GIVEN REQUEST - Search the records for "than" and copy each line that holds it.

SOURCE DATA -
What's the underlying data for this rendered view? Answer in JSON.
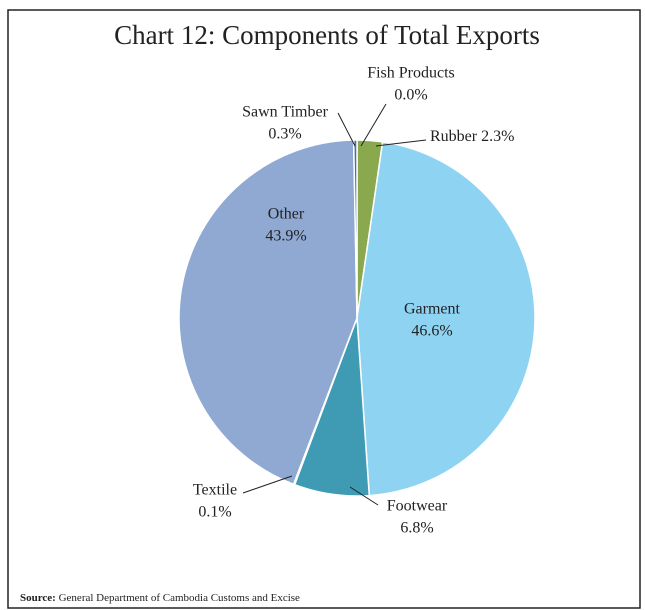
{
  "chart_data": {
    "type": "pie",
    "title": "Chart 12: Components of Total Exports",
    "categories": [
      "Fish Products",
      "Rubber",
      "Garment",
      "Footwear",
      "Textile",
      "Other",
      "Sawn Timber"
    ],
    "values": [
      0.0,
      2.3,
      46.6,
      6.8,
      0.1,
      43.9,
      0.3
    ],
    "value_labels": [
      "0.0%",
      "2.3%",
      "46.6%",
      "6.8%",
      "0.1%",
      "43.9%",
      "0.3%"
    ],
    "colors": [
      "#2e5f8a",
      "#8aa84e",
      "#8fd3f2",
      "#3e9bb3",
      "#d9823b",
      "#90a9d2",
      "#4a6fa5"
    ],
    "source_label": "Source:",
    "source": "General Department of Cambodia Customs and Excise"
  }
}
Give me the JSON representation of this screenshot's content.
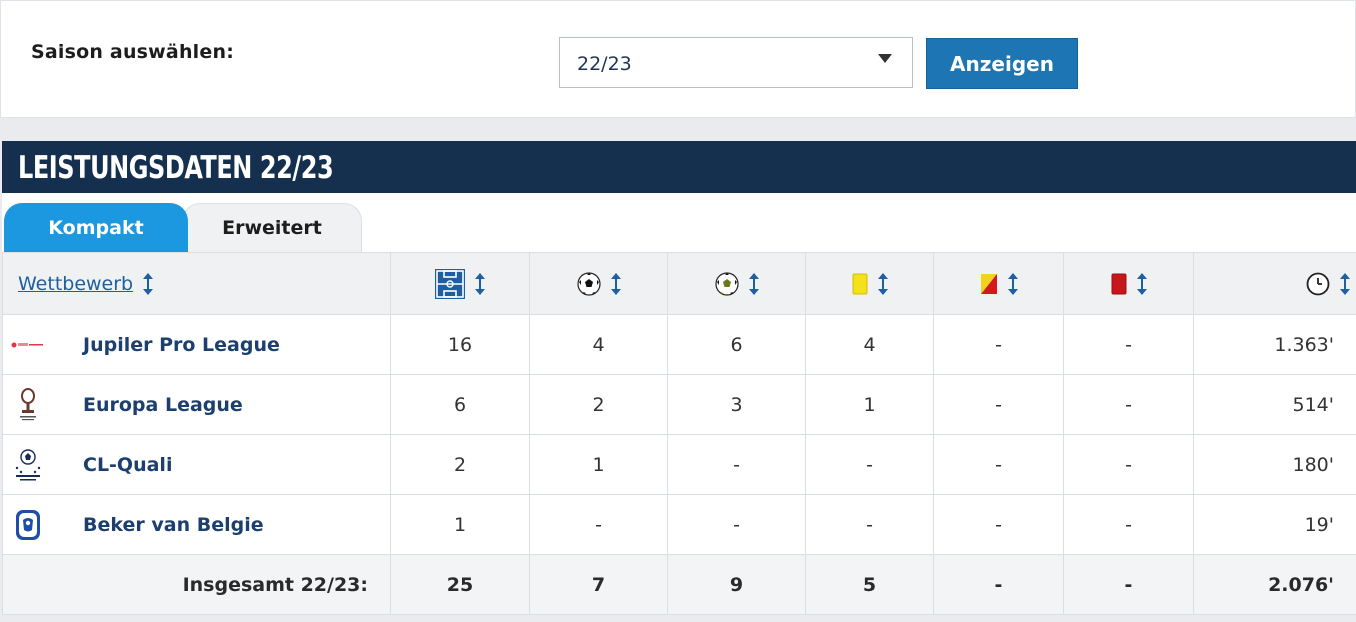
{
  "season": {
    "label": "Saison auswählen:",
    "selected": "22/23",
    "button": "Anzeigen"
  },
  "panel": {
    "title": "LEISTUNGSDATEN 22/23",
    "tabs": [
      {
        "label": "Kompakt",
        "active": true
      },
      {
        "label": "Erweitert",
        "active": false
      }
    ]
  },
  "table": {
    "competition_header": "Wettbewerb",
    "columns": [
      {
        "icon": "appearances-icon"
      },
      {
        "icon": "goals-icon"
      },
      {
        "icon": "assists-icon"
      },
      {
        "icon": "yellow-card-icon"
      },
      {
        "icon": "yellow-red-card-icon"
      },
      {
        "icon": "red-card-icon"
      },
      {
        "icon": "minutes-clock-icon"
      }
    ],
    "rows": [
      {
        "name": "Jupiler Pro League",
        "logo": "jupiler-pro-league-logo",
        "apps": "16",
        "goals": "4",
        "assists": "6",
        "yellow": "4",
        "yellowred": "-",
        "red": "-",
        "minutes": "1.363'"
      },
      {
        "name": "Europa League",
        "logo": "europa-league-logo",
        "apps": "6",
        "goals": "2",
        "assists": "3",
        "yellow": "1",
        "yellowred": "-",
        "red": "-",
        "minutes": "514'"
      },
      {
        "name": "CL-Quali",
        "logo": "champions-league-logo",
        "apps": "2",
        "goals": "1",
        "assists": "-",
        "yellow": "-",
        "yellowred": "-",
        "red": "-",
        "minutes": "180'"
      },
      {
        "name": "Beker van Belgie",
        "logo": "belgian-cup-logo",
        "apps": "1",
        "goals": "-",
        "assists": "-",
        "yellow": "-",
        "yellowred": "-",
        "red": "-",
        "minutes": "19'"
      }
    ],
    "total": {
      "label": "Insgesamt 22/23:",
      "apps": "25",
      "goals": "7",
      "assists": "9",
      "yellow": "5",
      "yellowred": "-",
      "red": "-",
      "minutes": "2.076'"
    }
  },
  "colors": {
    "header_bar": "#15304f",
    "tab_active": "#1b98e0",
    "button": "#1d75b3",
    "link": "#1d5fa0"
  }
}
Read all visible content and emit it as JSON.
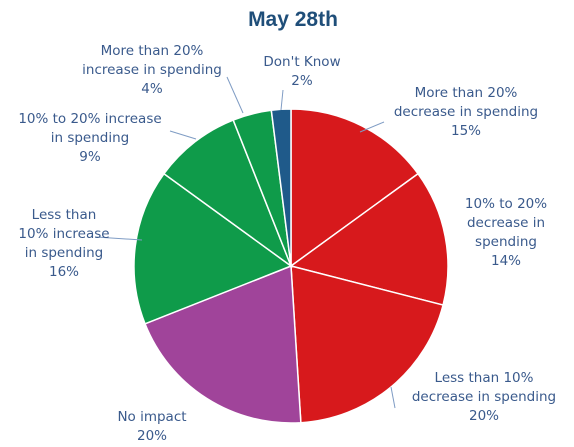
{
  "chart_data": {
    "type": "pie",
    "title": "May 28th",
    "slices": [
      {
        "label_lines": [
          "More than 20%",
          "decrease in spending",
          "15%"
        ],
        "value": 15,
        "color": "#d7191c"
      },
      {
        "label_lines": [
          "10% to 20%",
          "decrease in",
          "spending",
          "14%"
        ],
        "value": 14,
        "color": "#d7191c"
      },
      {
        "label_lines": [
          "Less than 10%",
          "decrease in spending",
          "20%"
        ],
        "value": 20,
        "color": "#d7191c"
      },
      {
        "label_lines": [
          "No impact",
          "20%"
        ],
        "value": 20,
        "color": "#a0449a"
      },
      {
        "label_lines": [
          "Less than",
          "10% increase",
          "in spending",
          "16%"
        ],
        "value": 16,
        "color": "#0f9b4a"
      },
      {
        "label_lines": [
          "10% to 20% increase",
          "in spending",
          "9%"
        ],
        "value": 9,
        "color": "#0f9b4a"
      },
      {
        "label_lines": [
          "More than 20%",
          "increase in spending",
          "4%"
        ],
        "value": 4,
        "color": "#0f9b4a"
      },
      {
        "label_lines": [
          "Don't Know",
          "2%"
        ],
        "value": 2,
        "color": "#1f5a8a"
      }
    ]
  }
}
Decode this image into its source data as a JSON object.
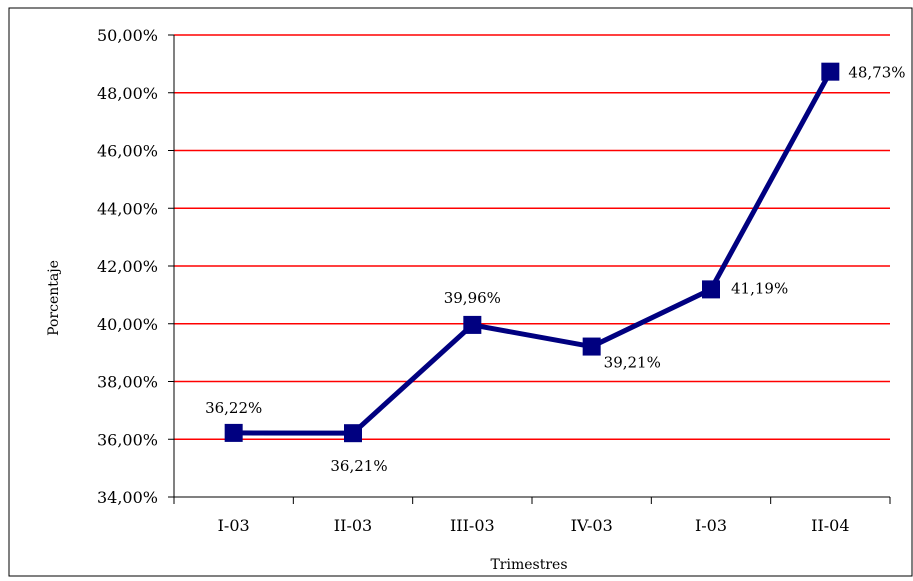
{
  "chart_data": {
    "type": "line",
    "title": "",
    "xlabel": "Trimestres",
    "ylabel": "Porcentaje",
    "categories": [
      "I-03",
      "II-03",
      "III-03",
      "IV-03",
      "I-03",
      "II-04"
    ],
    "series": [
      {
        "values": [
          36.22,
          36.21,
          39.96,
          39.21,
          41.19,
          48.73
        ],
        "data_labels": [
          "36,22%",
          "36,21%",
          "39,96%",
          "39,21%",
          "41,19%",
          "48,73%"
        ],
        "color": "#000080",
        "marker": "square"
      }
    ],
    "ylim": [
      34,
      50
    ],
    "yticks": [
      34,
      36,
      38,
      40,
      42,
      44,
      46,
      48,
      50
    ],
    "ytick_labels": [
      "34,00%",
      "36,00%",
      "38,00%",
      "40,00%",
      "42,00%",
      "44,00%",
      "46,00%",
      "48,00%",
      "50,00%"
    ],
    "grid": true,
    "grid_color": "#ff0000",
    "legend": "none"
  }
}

TASK RESULT -
          "More than 20%",
          "Less than 10%",
          "Less than",
          "More than 20%",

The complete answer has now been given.